--- BEGIN Data supplied ---
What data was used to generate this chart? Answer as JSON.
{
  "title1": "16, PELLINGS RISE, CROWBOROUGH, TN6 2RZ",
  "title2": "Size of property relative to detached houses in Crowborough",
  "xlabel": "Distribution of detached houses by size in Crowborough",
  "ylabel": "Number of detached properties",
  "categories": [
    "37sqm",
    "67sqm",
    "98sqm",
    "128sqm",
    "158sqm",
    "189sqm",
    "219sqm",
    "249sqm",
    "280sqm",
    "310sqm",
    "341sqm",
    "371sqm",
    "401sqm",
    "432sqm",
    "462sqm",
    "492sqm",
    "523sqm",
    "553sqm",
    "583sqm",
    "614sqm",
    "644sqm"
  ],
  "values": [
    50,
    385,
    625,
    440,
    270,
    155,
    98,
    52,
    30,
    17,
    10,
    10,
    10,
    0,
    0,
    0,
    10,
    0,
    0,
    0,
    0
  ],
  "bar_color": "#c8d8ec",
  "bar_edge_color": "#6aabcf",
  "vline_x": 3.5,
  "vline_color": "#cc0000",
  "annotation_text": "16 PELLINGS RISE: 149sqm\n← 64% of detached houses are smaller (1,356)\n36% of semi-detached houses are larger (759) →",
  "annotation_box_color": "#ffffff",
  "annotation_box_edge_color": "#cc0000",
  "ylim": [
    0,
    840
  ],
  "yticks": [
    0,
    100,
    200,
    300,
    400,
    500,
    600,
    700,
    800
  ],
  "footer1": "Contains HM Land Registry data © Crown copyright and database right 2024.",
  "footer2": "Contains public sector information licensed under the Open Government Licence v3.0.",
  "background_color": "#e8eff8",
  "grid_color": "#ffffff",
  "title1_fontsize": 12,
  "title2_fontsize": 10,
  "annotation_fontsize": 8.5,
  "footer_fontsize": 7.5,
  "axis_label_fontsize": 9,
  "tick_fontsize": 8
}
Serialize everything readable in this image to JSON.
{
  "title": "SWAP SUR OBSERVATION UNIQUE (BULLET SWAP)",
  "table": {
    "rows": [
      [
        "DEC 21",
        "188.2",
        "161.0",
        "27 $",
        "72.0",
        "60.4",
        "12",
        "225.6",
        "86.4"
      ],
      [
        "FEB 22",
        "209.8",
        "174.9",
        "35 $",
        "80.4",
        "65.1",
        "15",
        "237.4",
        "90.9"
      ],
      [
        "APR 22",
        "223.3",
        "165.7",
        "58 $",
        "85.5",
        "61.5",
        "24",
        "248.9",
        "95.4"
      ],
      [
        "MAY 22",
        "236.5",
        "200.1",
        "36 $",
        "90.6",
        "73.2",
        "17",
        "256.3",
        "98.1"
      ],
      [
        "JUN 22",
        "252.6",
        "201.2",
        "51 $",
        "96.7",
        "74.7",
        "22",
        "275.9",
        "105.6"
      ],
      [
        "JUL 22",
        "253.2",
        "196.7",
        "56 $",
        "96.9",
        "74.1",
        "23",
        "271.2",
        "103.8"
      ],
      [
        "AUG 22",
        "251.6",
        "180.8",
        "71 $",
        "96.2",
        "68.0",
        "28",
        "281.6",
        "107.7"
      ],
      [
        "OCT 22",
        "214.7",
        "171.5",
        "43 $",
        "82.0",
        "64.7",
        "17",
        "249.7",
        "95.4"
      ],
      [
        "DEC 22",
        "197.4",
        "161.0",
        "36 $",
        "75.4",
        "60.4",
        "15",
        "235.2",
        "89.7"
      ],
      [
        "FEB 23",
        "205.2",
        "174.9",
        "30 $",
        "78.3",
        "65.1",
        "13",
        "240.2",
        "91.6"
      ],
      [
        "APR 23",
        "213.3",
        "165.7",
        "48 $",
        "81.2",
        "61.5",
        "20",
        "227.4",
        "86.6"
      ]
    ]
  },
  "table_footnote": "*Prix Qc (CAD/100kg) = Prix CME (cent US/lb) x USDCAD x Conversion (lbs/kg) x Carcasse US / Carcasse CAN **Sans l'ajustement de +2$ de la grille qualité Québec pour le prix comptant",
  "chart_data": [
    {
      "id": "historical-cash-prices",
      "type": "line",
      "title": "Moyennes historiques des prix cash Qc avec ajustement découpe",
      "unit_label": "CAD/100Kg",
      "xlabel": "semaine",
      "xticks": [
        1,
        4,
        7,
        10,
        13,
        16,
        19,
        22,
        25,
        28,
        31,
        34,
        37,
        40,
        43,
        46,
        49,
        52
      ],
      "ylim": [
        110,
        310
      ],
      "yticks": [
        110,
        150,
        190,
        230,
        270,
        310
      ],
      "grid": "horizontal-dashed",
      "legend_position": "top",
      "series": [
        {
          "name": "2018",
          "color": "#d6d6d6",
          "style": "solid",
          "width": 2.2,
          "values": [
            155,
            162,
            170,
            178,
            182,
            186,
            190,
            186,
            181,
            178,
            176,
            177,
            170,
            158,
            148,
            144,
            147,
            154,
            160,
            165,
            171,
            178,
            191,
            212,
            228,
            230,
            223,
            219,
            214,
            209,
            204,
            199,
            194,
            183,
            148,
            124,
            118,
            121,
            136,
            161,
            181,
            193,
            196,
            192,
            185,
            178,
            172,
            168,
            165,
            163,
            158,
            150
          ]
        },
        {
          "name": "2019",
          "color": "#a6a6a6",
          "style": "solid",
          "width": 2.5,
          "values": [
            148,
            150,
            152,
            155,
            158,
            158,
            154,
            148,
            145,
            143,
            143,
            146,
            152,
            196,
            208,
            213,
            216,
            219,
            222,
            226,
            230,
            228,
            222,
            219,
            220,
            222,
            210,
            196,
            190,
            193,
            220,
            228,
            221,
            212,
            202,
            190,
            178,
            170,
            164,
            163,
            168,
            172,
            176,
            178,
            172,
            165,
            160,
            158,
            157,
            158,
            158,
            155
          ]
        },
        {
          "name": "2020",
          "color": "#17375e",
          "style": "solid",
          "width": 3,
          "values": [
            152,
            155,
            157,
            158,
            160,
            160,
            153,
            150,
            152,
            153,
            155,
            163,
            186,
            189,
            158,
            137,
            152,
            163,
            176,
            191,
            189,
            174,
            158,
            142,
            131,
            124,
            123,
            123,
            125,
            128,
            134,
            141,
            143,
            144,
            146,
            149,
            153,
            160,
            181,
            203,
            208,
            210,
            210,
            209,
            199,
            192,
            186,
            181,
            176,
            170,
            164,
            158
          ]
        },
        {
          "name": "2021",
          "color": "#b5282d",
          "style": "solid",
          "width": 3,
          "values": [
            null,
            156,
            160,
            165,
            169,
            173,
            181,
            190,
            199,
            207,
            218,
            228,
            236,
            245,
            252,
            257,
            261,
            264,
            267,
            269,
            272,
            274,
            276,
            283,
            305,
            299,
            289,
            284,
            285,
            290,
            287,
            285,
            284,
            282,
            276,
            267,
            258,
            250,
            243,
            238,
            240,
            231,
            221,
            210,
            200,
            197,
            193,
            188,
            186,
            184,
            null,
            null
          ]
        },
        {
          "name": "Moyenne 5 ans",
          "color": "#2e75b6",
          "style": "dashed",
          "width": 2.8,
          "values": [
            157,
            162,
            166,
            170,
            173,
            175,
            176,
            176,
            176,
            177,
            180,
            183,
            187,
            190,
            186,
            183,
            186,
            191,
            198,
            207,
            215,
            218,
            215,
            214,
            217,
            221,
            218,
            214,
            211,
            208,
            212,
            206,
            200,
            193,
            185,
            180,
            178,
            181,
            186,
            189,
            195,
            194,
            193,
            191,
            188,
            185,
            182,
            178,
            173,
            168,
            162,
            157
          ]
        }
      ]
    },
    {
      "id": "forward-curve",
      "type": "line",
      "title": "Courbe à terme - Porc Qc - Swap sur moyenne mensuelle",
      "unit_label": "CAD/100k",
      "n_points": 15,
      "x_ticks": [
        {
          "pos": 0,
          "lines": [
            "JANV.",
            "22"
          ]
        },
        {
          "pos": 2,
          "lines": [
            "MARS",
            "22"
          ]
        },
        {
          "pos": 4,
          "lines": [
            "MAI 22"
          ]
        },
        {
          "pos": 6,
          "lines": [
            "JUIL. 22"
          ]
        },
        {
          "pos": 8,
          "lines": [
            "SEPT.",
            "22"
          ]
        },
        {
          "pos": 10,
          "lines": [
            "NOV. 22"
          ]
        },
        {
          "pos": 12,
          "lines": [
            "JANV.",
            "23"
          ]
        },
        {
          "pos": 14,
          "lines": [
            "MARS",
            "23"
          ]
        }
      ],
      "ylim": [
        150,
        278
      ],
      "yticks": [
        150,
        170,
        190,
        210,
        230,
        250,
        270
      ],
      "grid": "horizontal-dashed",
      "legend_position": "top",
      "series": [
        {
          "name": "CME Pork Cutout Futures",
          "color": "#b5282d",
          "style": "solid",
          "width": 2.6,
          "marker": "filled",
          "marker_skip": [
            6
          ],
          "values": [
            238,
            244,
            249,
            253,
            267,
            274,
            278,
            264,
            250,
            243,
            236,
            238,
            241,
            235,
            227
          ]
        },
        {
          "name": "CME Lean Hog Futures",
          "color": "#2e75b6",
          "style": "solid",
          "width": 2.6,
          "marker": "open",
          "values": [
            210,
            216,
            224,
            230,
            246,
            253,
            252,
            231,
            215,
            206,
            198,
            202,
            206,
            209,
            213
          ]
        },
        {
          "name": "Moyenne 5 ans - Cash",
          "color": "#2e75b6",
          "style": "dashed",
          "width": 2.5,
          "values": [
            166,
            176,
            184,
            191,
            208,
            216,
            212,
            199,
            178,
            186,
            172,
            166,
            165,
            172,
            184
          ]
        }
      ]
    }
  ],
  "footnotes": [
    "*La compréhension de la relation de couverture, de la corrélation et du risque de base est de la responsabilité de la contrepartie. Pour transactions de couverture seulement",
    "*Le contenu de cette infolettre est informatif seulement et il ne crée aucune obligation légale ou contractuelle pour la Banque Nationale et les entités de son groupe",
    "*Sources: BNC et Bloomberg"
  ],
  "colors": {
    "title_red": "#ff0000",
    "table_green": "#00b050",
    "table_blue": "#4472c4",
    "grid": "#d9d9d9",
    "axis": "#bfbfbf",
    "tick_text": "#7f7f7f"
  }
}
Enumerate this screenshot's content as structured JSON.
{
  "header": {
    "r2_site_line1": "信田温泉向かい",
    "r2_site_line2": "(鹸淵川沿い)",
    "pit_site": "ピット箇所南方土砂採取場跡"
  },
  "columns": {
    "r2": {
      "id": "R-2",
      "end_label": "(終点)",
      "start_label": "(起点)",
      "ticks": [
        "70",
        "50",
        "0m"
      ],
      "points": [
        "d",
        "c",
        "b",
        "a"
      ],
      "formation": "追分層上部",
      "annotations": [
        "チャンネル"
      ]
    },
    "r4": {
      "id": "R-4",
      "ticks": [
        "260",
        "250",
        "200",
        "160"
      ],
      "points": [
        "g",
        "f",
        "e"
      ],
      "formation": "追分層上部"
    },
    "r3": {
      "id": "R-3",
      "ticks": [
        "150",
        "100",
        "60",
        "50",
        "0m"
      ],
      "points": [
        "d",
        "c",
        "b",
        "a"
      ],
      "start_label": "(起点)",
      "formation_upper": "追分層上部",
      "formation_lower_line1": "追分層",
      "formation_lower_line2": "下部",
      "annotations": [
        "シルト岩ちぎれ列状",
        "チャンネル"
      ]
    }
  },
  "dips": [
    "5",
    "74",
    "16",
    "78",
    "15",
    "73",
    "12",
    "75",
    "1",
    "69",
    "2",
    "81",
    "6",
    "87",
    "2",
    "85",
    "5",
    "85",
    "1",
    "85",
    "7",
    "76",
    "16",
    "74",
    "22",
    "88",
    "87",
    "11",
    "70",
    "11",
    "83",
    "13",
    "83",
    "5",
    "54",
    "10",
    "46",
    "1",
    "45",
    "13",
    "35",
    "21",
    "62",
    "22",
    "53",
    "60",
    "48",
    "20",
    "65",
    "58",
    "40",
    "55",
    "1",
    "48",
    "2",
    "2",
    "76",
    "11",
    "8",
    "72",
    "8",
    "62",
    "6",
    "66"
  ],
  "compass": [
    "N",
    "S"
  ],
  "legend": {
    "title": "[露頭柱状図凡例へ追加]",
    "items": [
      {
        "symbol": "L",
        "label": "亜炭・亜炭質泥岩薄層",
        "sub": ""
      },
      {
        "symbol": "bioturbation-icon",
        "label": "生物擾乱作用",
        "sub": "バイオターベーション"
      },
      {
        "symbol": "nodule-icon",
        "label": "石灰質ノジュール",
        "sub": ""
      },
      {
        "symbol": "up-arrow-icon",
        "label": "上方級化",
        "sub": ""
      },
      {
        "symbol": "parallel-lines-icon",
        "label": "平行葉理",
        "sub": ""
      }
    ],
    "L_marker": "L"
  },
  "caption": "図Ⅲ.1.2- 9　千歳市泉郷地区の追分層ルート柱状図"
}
--- END Data supplied ---
Every line containing the string "JSON" must be listed.

What data was used to generate this chart? Answer as JSON.
Serialize everything readable in this image to JSON.
Enumerate this screenshot's content as structured JSON.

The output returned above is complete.